EXERCISE DETAILS
Scan the listing below. Report each line that includes "обучение".

ENTRIES PROVIDED
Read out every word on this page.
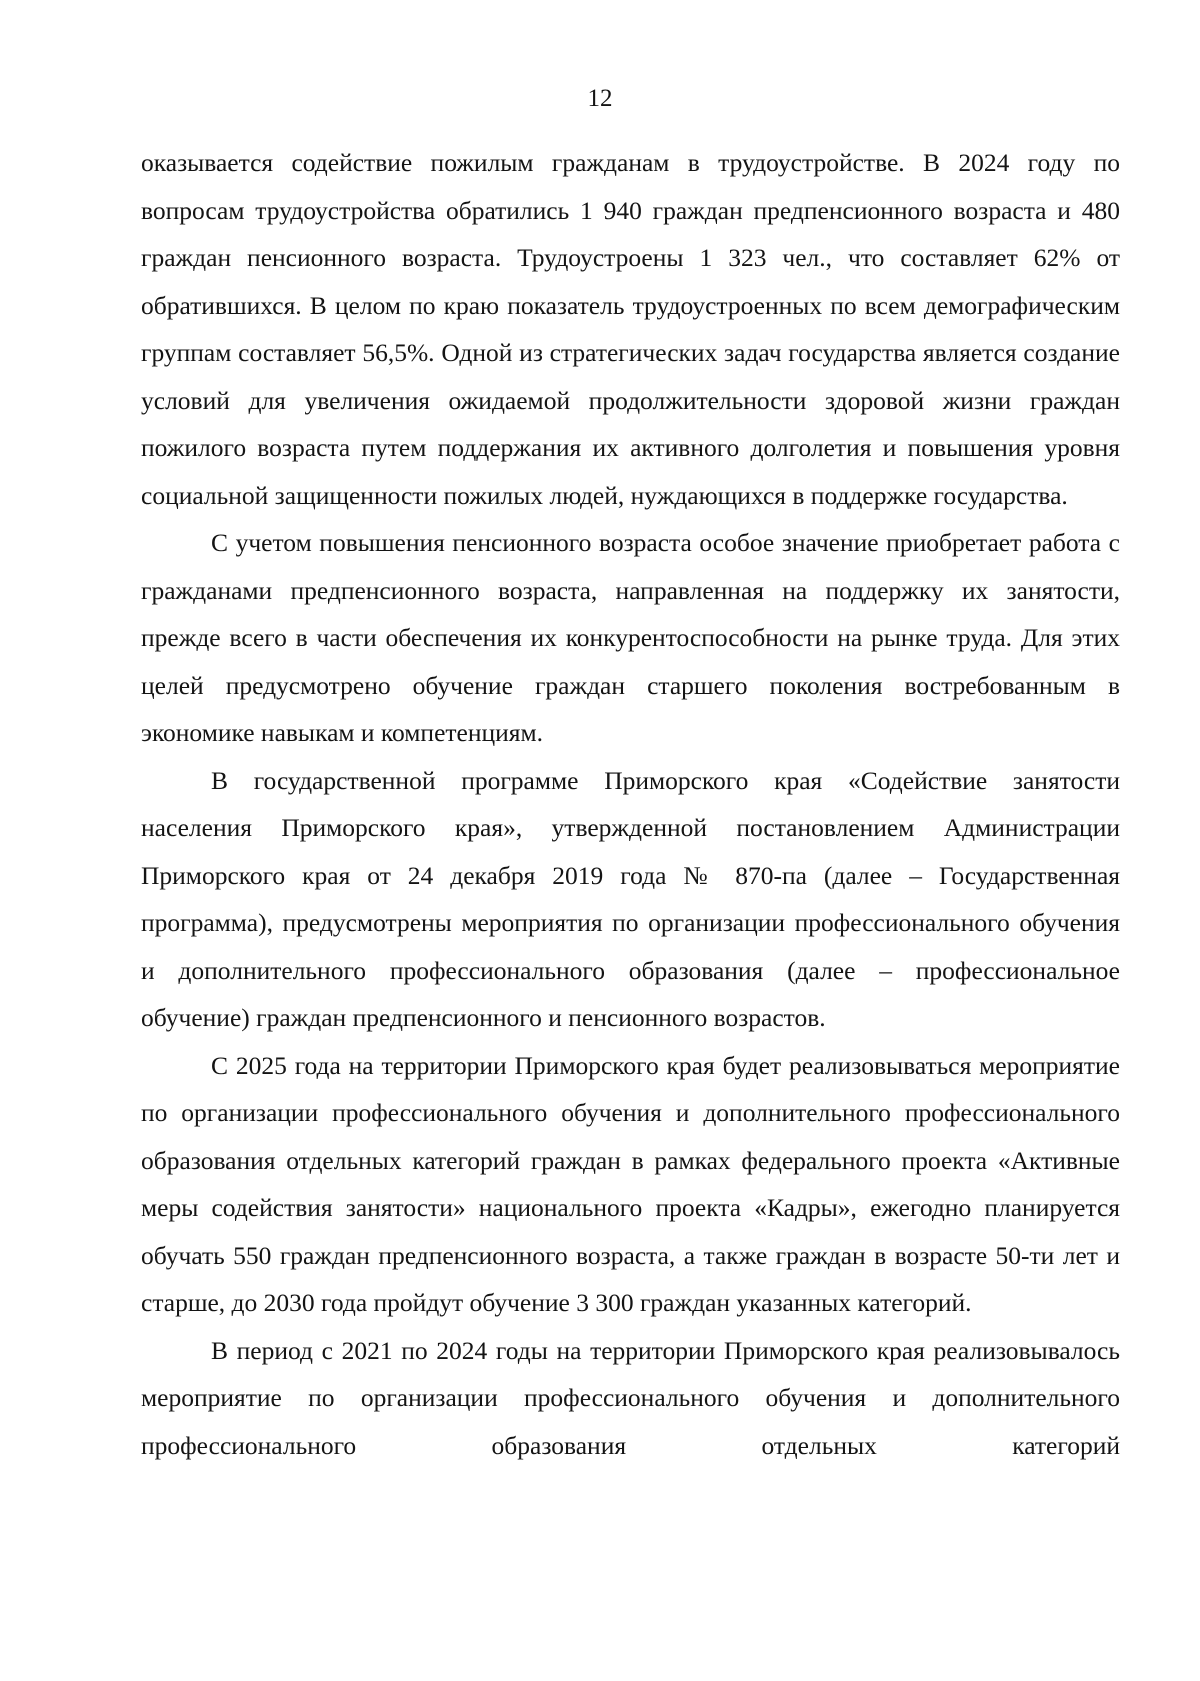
12

оказывается содействие пожилым гражданам в трудоустройстве. В 2024 году по вопросам трудоустройства обратились 1 940 граждан предпенсионного возраста и 480 граждан пенсионного возраста. Трудоустроены 1 323 чел., что составляет 62% от обратившихся. В целом по краю показатель трудоустроенных по всем демографическим группам составляет 56,5%. Одной из стратегических задач государства является создание условий для увеличения ожидаемой продолжительности здоровой жизни граждан пожилого возраста путем поддержания их активного долголетия и повышения уровня социальной защищенности пожилых людей, нуждающихся в поддержке государства.

С учетом повышения пенсионного возраста особое значение приобретает работа с гражданами предпенсионного возраста, направленная на поддержку их занятости, прежде всего в части обеспечения их конкурентоспособности на рынке труда. Для этих целей предусмотрено обучение граждан старшего поколения востребованным в экономике навыкам и компетенциям.

В государственной программе Приморского края «Содействие занятости населения Приморского края», утвержденной постановлением Администрации Приморского края от 24 декабря 2019 года № 870-па (далее – Государственная программа), предусмотрены мероприятия по организации профессионального обучения и дополнительного профессионального образования (далее – профессиональное обучение) граждан предпенсионного и пенсионного возрастов.

С 2025 года на территории Приморского края будет реализовываться мероприятие по организации профессионального обучения и дополнительного профессионального образования отдельных категорий граждан в рамках федерального проекта «Активные меры содействия занятости» национального проекта «Кадры», ежегодно планируется обучать 550 граждан предпенсионного возраста, а также граждан в возрасте 50-ти лет и старше, до 2030 года пройдут обучение 3 300 граждан указанных категорий.

В период с 2021 по 2024 годы на территории Приморского края реализовывалось мероприятие по организации профессионального обучения и дополнительного профессионального образования отдельных категорий
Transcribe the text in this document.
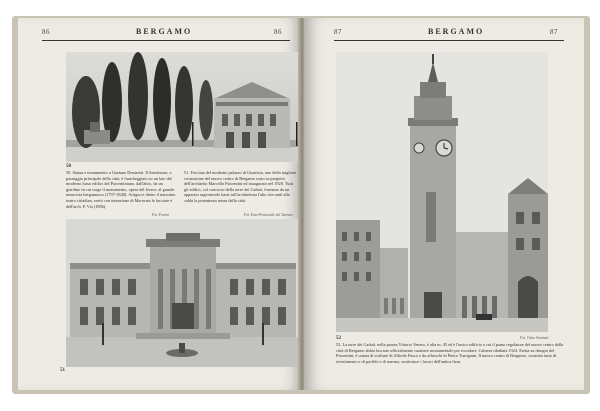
86	BERGAMO	86
50
50. Statua e monumento a Gaetano Donizetti. Il Sentierone, e passeggio principale della città, è fiancheggiato su un lato dal moderno lusso edifici del Piacentiniano, dall'altro, da un giardino in cui sorge il monumento, opera del Jerace, al grande musicista bergamasco (1797-1848). Artigocci dietro il massimo teatro cittadino, eretti con intenzione di Macerata le facciate è dell'arch. P. Via (1896).
51. Facciata del moderno palazzo di Giustizia, uno della migliore costruzione del nuovo centro di Bergamo sorto su progetto dell'architetto Marcello Piacentini ed inaugurato nel 1928. Tutti gli edifici, col concorso della torre dei Caduti, formano da un apparato ragionevole basti sull'architettura l'alto che uniti alla calda la potentezza senza della città.
Fot. Fiorini	Fot. Ente Provinciale del Turismo
51
87	BERGAMO	87
52	Fot. Vittor Seminati
52. La torre dei Caduti, nella piazza Vittorio Veneto, è alta m. 45 ed è l'unico edificio a cui il piano regolatore del nuovo centro della città di Bergamo abbia lasciato ufficialmente carattere monumentale per ricordare. Cabrera ribaltata 1924. Eretta su disegni del Piacentini, è ornata di sculture di Alfredo Fusco e da affreschi di Pietro Turrigiani. Il nuovo centro di Bergamo, costruito tutto di rivestimento e di porfido e di marmo, sostituisce i lavori dell'antica fiera.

SOLUTION
С учетом повышения пенсионного возраста особое значение приобретает работа с гражданами предпенсионного возраста, направленная на поддержку их занятости, прежде всего в части обеспечения их конкурентоспособности на рынке труда. Для этих целей предусмотрено обучение граждан старшего поколения востребованным в экономике навыкам и компетенциям.
В государственной программе Приморского края «Содействие занятости населения Приморского края», утвержденной постановлением Администрации Приморского края от 24 декабря 2019 года № 870-па (далее – Государственная программа), предусмотрены мероприятия по организации профессионального обучения и дополнительного профессионального образования (далее – профессиональное обучение) граждан предпенсионного и пенсионного возрастов.
С 2025 года на территории Приморского края будет реализовываться мероприятие по организации профессионального обучения и дополнительного профессионального образования отдельных категорий граждан в рамках федерального проекта «Активные меры содействия занятости» национального проекта «Кадры», ежегодно планируется обучать 550 граждан предпенсионного возраста, а также граждан в возрасте 50-ти лет и старше, до 2030 года пройдут обучение 3 300 граждан указанных категорий.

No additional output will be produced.